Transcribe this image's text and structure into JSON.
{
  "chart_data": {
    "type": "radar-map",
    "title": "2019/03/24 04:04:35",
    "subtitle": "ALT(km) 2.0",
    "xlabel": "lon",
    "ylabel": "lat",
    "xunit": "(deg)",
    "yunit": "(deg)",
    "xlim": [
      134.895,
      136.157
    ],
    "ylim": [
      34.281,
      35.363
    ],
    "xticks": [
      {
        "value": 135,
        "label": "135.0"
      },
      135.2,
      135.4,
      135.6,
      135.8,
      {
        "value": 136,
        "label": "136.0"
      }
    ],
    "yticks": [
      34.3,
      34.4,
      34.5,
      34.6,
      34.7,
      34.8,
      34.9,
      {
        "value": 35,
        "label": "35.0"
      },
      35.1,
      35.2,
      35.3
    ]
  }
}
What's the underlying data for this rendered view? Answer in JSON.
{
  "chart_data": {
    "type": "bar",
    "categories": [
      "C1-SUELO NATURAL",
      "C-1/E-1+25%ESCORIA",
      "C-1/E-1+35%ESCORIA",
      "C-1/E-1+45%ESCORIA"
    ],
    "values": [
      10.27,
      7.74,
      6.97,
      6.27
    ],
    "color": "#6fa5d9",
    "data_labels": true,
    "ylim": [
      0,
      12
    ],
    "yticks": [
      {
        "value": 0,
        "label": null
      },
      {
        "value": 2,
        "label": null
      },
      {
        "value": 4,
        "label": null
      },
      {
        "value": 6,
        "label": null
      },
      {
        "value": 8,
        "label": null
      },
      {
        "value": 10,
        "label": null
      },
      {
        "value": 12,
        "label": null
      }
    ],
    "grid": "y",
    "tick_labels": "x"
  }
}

..............................

- Prompt: Gather up the lines that contain the word "ESCORIA".

- Response to this task:
      "C-1/E-1+25%ESCORIA",
      "C-1/E-1+35%ESCORIA",
      "C-1/E-1+45%ESCORIA"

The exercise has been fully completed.